═══ Material shown ═══

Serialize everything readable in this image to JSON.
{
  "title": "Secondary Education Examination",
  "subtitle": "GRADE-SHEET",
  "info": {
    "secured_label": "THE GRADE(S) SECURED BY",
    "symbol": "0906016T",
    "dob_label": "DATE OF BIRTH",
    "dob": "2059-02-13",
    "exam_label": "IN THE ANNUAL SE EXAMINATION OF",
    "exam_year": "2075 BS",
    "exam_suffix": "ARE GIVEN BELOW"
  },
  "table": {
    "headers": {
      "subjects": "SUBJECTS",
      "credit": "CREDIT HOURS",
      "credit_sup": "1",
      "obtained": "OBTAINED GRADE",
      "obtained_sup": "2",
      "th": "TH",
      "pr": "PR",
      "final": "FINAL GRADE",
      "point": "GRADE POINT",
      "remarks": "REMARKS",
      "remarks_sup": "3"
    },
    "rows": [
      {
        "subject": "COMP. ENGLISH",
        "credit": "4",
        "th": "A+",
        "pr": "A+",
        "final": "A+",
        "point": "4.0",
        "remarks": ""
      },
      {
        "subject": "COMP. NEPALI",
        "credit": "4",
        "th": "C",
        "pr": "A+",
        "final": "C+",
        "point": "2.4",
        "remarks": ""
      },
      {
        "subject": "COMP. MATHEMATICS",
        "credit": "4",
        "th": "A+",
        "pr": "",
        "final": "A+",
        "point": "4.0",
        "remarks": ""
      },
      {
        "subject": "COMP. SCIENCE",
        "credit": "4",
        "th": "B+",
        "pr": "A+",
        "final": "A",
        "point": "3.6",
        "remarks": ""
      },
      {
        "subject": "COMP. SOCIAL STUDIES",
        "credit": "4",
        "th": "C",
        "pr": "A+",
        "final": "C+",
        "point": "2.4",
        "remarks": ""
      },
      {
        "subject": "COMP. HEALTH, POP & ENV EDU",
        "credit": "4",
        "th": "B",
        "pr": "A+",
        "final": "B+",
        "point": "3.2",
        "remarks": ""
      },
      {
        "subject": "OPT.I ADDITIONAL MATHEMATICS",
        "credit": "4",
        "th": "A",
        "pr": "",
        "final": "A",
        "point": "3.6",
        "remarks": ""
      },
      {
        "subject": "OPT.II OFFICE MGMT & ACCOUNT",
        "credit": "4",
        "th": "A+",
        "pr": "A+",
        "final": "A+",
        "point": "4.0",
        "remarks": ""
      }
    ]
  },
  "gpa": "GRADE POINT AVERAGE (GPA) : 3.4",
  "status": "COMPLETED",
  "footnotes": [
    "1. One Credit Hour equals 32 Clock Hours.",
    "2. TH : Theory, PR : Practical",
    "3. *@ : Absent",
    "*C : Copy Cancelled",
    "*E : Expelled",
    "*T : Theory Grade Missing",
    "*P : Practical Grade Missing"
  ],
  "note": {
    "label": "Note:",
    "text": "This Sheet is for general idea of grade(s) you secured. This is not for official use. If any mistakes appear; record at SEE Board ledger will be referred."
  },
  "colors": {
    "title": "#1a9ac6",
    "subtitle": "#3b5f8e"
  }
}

═══

Exercise brief
Select all lines with the word "Missing" from the entries above.

Task output
    "*T : Theory Grade Missing",
    "*P : Practical Grade Missing"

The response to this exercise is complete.